──────── Listing

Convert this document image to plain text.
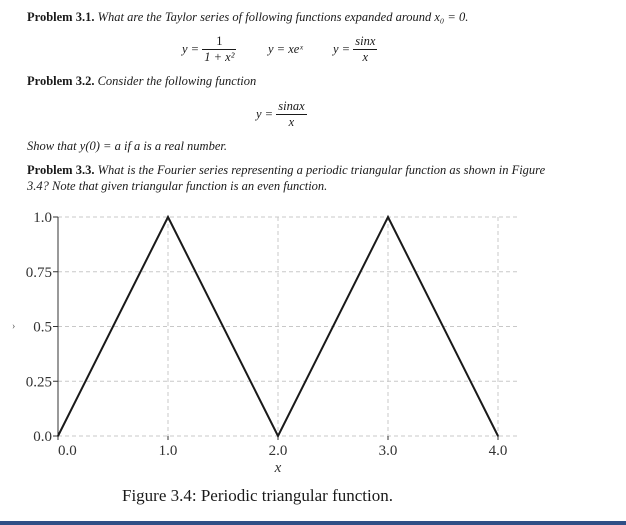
Problem 3.1. What are the Taylor series of following functions expanded around x₀ = 0.
$y = \frac{1}{\text{1 + x²}}$	y = xeˣ $y = \frac{\sin x}{x}$
Problem 3.2. Consider the following function
$y = \frac{\text{sinax}}{x}$
Show that y(0) = a if a is a real number.
Problem 3.3. What is the Fourier series representing a periodic triangular function as shown in Figure
3.4? Note that given triangular function is an even function.
0.0
0.25
0.5
0.75
1.0
0.0	1.0	2.0	3.0	4.0
x
›
Figure 3.4: Periodic triangular function.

────────────────

== Stated goal ==
Reproduce the full listing above verbatim, with no pictures included.

== Answer to the exercise ==
Convert this document image to plain text.
Problem 3.1. What are the Taylor series of following functions expanded around x₀ = 0.
$y = \frac{1}{\text{1 + x²}}$	y = xeˣ $y = \frac{\sin x}{x}$
Problem 3.2. Consider the following function
$y = \frac{\text{sinax}}{x}$
Show that y(0) = a if a is a real number.
Problem 3.3. What is the Fourier series representing a periodic triangular function as shown in Figure
3.4? Note that given triangular function is an even function.
0.0
0.25
0.5
0.75
1.0
0.0	1.0	2.0	3.0	4.0
x
›
Figure 3.4: Periodic triangular function.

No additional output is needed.